*** Dataset entries
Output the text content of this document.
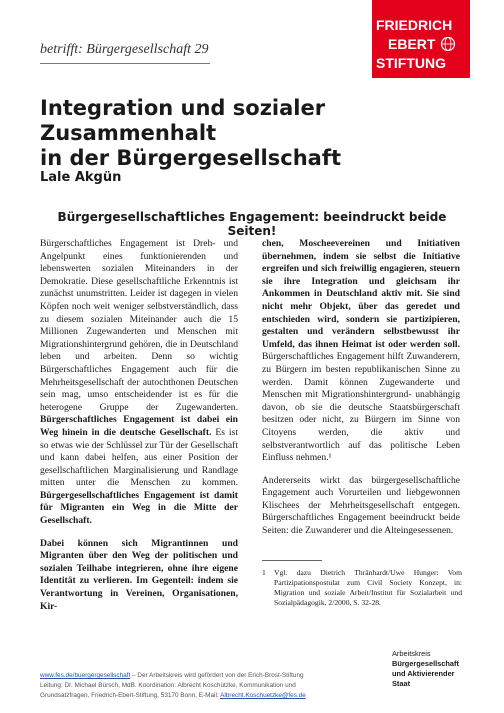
betrifft: Bürgergesellschaft 29
FRIEDRICH
EBERT
STIFTUNG
Integration und sozialer Zusammenhalt
in der Bürgergesellschaft
Lale Akgün
Bürgergesellschaftliches Engagement: beeindruckt beide Seiten!

Bürgerschaftliches Engagement ist Dreh- und Angelpunkt eines funktionierenden und lebenswerten sozialen Miteinanders in der Demokratie. Diese gesellschaftliche Erkenntnis ist zunächst unumstritten. Leider ist dagegen in vielen Köpfen noch weit weniger selbstverständlich, dass zu diesem sozialen Miteinander auch die 15 Millionen Zugewanderten und Menschen mit Migrationshintergrund gehören, die in Deutschland leben und arbeiten. Denn so wichtig Bürgerschaftliches Engagement auch für die Mehrheitsgesellschaft der autochthonen Deutschen sein mag, umso entscheidender ist es für die heterogene Gruppe der Zugewanderten. Bürgerschaftliches Engagement ist dabei ein Weg hinein in die deutsche Gesellschaft. Es ist so etwas wie der Schlüssel zur Tür der Gesellschaft und kann dabei helfen, aus einer Position der gesellschaftlichen Marginalisierung und Randlage mitten unter die Menschen zu kommen. Bürgergesellschaftliches Engagement ist damit für Migranten ein Weg in die Mitte der Gesellschaft.

Dabei können sich Migrantinnen und Migranten über den Weg der politischen und sozialen Teilhabe integrieren, ohne ihre eigene Identität zu verlieren. Im Gegenteil: indem sie Verantwortung in Vereinen, Organisationen, Kir-

chen, Moscheevereinen und Initiativen übernehmen, indem sie selbst die Initiative ergreifen und sich freiwillig engagieren, steuern sie ihre Integration und gleichsam ihr Ankommen in Deutschland aktiv mit. Sie sind nicht mehr Objekt, über das geredet und entschieden wird, sondern sie partizipieren, gestalten und verändern selbstbewusst ihr Umfeld, das ihnen Heimat ist oder werden soll. Bürgerschaftliches Engagement hilft Zuwanderern, zu Bürgern im besten republikanischen Sinne zu werden. Damit können Zugewanderte und Menschen mit Migrationshintergrund- unabhängig davon, ob sie die deutsche Staatsbürgerschaft besitzen oder nicht, zu Bürgern im Sinne von Citoyens werden, die aktiv und selbstverantwortlich auf das politische Leben Einfluss nehmen.¹

Andererseits wirkt das bürgergesellschaftliche Engagement auch Vorurteilen und liebgewonnen Klischees der Mehrheitsgesellschaft entgegen. Bürgerschaftliches Engagement beeindruckt beide Seiten: die Zuwanderer und die Alteingesessenen.

1	Vgl. dazu Dietrich Thränhardt/Uwe Hunger: Vom Partizipationspostulat zum Civil Society Konzept, in: Migration und soziale Arbeit/Institut für Sozialarbeit und Sozialpädagogik, 2/2000, S. 32-28.
www.fes.de/buergergesellschaft – Der Arbeitskreis wird gefördert von der Erich-Brost-Stiftung
Leitung: Dr. Michael Bürsch, MdB. Koordination: Albrecht Koschützke, Kommunikation und
Grundsatzfragen, Friedrich-Ebert-Stiftung, 53170 Bonn, E-Mail: Albrecht.Koschuetzke@fes.de
Arbeitskreis
Bürgergesellschaft
und Aktivierender
Staat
******
What needs to be done
List all lines in the material containing the string "beeindruckt".

Written solution
Bürgergesellschaftliches Engagement: beeindruckt beide Seiten!
Andererseits wirkt das bürgergesellschaftliche Engagement auch Vorurteilen und liebgewonnen Klischees der Mehrheitsgesellschaft entgegen. Bürgerschaftliches Engagement beeindruckt beide Seiten: die Zuwanderer und die Alteingesessenen.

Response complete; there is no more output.